▶ _WORK TO COMPLETE_:
A - Answer these from the passage on grant funding, please:
(i) About how many grant applications were placed on the SAEN website?
(ii) From which institute were those applications obtained?
(iii) What total cost per year is given for grant EY000745-34A1?
B - Write out word for word the part of the passage on grant funding starting with "As part of the" and going on through "University of Washington.".

Why would duplication of this nature happen? What is the real
motivation? While the public is told that a certain level of
duplication is necessary in science, do we need 75 projects that are
all examining the same area? How could this happen?
As part of the issuance of this report approximately 50 grant
applications which have been obtained from the National Eye
Institute through the Freedom of Information Act have been placed on
the SAEN website at:
http://www.all-creatures.org/saen/grants-gov.html
When the front page of most of these grants is examined, it is
easy to find the financial information relevant to these grants. The
grant application for EY000745-34A1, of Albert Fuchs at the
University of Washington in Seattle will be used as an example. This
project has a direct cost of $378,994, and a total cost of $589,970
per year. The difference of these two numbers is $210,976. This
number is the indirect cost of this grant, and it goes directly to
the University of Washington.

▶ _PROVIDED DATA_:
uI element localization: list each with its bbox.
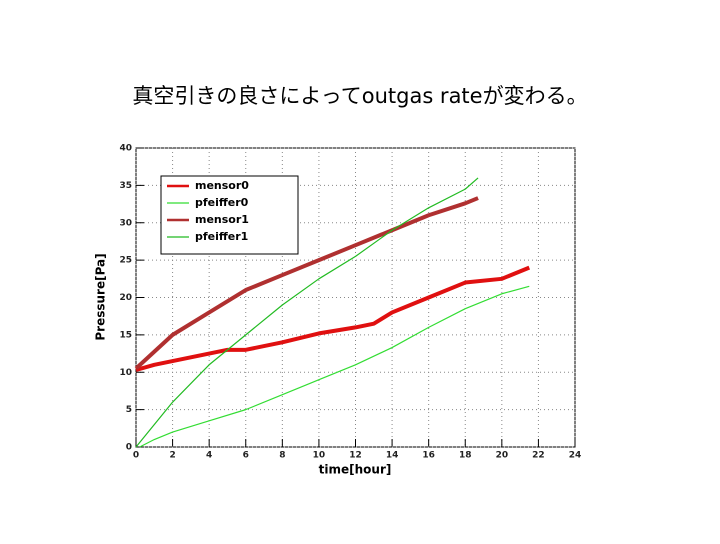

---

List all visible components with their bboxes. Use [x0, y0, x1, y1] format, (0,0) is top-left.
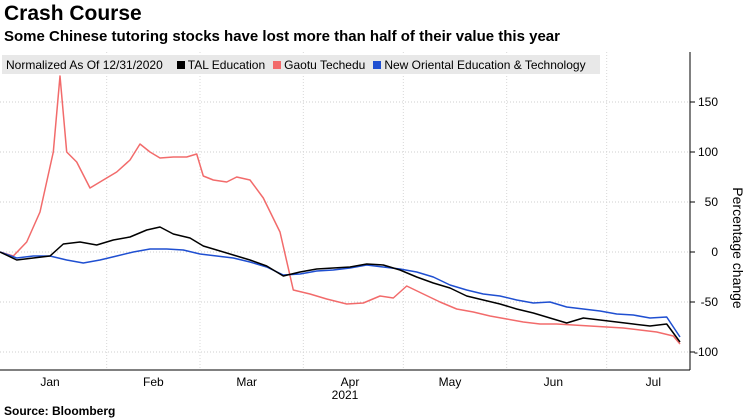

▶ _COMPLETE ANSWERS_:
A -
(i) Approximately 50.
(ii) The National Eye Institute.
(iii) $589,970.

B -
As part of the issuance of this report approximately 50 grant
applications which have been obtained from the National Eye
Institute through the Freedom of Information Act have been placed on
the SAEN website at:
http://www.all-creatures.org/saen/grants-gov.html
When the front page of most of these grants is examined, it is
easy to find the financial information relevant to these grants. The
grant application for EY000745-34A1, of Albert Fuchs at the
University of Washington in Seattle will be used as an example. This
project has a direct cost of $378,994, and a total cost of $589,970
per year. The difference of these two numbers is $210,976. This
number is the indirect cost of this grant, and it goes directly to
the University of Washington.